(Raw records)
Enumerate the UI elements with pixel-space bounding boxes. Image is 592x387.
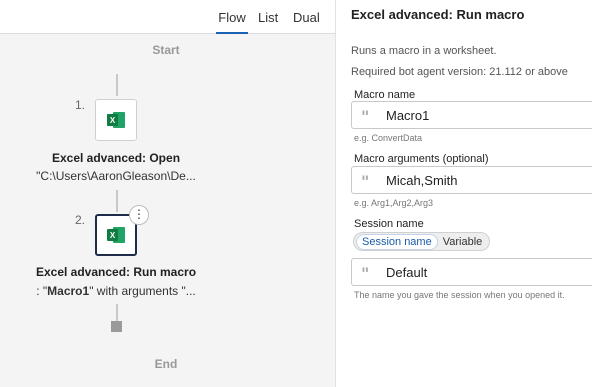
subtitle-macro: Macro1 bbox=[47, 284, 90, 298]
session-name-value: Default bbox=[386, 265, 428, 280]
step-1-subtitle: "C:\Users\AaronGleason\De... bbox=[36, 169, 196, 183]
macro-args-input[interactable]: " Micah,Smith bbox=[351, 166, 592, 194]
excel-icon: X bbox=[107, 226, 125, 244]
session-name-hint: The name you gave the session when you o… bbox=[354, 290, 565, 300]
details-panel: Excel advanced: Run macro Runs a macro i… bbox=[337, 0, 592, 387]
quote-icon: " bbox=[361, 107, 370, 126]
macro-name-hint: e.g. ConvertData bbox=[354, 133, 423, 143]
step-2-title: Excel advanced: Run macro bbox=[35, 265, 197, 279]
connector bbox=[116, 74, 118, 96]
session-name-label: Session name bbox=[354, 218, 424, 230]
step-1-node[interactable]: X bbox=[95, 99, 137, 141]
toggle-variable[interactable]: Variable bbox=[438, 235, 488, 249]
tab-dual[interactable]: Dual bbox=[293, 10, 320, 34]
excel-icon: X bbox=[107, 111, 125, 129]
quote-icon: " bbox=[361, 264, 370, 283]
macro-args-label: Macro arguments (optional) bbox=[354, 153, 489, 165]
more-options-icon[interactable]: ⋮ bbox=[129, 205, 149, 225]
flow-start-label: Start bbox=[152, 43, 180, 57]
step-2-subtitle: : "Macro1" with arguments "... bbox=[0, 284, 232, 298]
connector bbox=[116, 190, 118, 212]
step-number: 1. bbox=[75, 98, 86, 112]
flow-panel: Flow List Dual Start 1. X Excel advanced… bbox=[0, 0, 336, 387]
quote-icon: " bbox=[361, 172, 370, 191]
toggle-session-name[interactable]: Session name bbox=[356, 233, 438, 250]
details-title: Excel advanced: Run macro bbox=[351, 7, 525, 22]
tab-list[interactable]: List bbox=[258, 10, 278, 34]
step-1-title: Excel advanced: Open bbox=[51, 151, 181, 165]
macro-name-value: Macro1 bbox=[386, 108, 430, 123]
view-tabs: Flow List Dual bbox=[0, 0, 335, 34]
macro-name-label: Macro name bbox=[354, 89, 416, 101]
macro-args-value: Micah,Smith bbox=[386, 173, 458, 188]
end-node bbox=[111, 321, 122, 332]
details-description: Runs a macro in a worksheet. bbox=[351, 45, 497, 57]
flow-end-label: End bbox=[154, 357, 178, 371]
step-number: 2. bbox=[75, 213, 86, 227]
subtitle-suffix: " with arguments "... bbox=[89, 284, 196, 298]
macro-name-input[interactable]: " Macro1 bbox=[351, 101, 592, 129]
tab-flow[interactable]: Flow bbox=[216, 10, 248, 34]
macro-args-hint: e.g. Arg1,Arg2,Arg3 bbox=[354, 198, 434, 208]
session-name-input[interactable]: " Default bbox=[351, 258, 592, 286]
details-requirement: Required bot agent version: 21.112 or ab… bbox=[351, 66, 568, 78]
session-type-toggle: Session name Variable bbox=[353, 232, 491, 251]
subtitle-prefix: : " bbox=[36, 284, 48, 298]
connector bbox=[116, 304, 118, 322]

• What to work on
Copy every line of the records above word for word, leaving out the pictures.

• Answer to this exercise
Enumerate the UI elements with pixel-space bounding boxes. Image is 592x387.
subtitle-macro: Macro1 bbox=[47, 284, 90, 298]
session-name-value: Default bbox=[386, 265, 428, 280]
step-1-subtitle: "C:\Users\AaronGleason\De... bbox=[36, 169, 196, 183]
macro-args-input[interactable]: " Micah,Smith bbox=[351, 166, 592, 194]
excel-icon: X bbox=[107, 226, 125, 244]
session-name-hint: The name you gave the session when you o… bbox=[354, 290, 565, 300]
details-panel: Excel advanced: Run macro Runs a macro i… bbox=[337, 0, 592, 387]
quote-icon: " bbox=[361, 107, 370, 126]
macro-name-hint: e.g. ConvertData bbox=[354, 133, 423, 143]
step-2-title: Excel advanced: Run macro bbox=[35, 265, 197, 279]
connector bbox=[116, 74, 118, 96]
session-name-label: Session name bbox=[354, 218, 424, 230]
step-1-node[interactable]: X bbox=[95, 99, 137, 141]
toggle-variable[interactable]: Variable bbox=[438, 235, 488, 249]
tab-dual[interactable]: Dual bbox=[293, 10, 320, 34]
excel-icon: X bbox=[107, 111, 125, 129]
quote-icon: " bbox=[361, 264, 370, 283]
macro-args-label: Macro arguments (optional) bbox=[354, 153, 489, 165]
more-options-icon[interactable]: ⋮ bbox=[129, 205, 149, 225]
flow-start-label: Start bbox=[152, 43, 180, 57]
step-2-subtitle: : "Macro1" with arguments "... bbox=[0, 284, 232, 298]
connector bbox=[116, 190, 118, 212]
step-number: 1. bbox=[75, 98, 86, 112]
flow-panel: Flow List Dual Start 1. X Excel advanced… bbox=[0, 0, 336, 387]
quote-icon: " bbox=[361, 172, 370, 191]
toggle-session-name[interactable]: Session name bbox=[356, 233, 438, 250]
details-title: Excel advanced: Run macro bbox=[351, 7, 525, 22]
tab-list[interactable]: List bbox=[258, 10, 278, 34]
step-1-title: Excel advanced: Open bbox=[51, 151, 181, 165]
macro-name-value: Macro1 bbox=[386, 108, 430, 123]
view-tabs: Flow List Dual bbox=[0, 0, 335, 34]
macro-name-label: Macro name bbox=[354, 89, 416, 101]
macro-args-value: Micah,Smith bbox=[386, 173, 458, 188]
end-node bbox=[111, 321, 122, 332]
details-description: Runs a macro in a worksheet. bbox=[351, 45, 497, 57]
flow-end-label: End bbox=[154, 357, 178, 371]
step-number: 2. bbox=[75, 213, 86, 227]
subtitle-suffix: " with arguments "... bbox=[89, 284, 196, 298]
macro-name-input[interactable]: " Macro1 bbox=[351, 101, 592, 129]
tab-flow[interactable]: Flow bbox=[216, 10, 248, 34]
macro-args-hint: e.g. Arg1,Arg2,Arg3 bbox=[354, 198, 434, 208]
session-name-input[interactable]: " Default bbox=[351, 258, 592, 286]
details-requirement: Required bot agent version: 21.112 or ab… bbox=[351, 66, 568, 78]
session-type-toggle: Session name Variable bbox=[353, 232, 491, 251]
subtitle-prefix: : " bbox=[36, 284, 48, 298]
connector bbox=[116, 304, 118, 322]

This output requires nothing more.